*INSTRUCTIONS FOR THE TASK*
Print every record below exactly as written.

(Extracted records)
---

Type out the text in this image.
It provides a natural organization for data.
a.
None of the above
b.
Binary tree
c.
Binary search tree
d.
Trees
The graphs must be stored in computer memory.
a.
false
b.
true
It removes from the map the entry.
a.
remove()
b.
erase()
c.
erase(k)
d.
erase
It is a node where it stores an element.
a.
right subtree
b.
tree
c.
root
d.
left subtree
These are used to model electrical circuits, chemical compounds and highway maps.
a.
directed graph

---

*EXERCISE OUTPUT*
Type out the text in this image.
It provides a natural organization for data.
a.
None of the above
b.
Binary tree
c.
Binary search tree
d.
Trees
The graphs must be stored in computer memory.
a.
false
b.
true
It removes from the map the entry.
a.
remove()
b.
erase()
c.
erase(k)
d.
erase
It is a node where it stores an element.
a.
right subtree
b.
tree
c.
root
d.
left subtree
These are used to model electrical circuits, chemical compounds and highway maps.
a.
directed graph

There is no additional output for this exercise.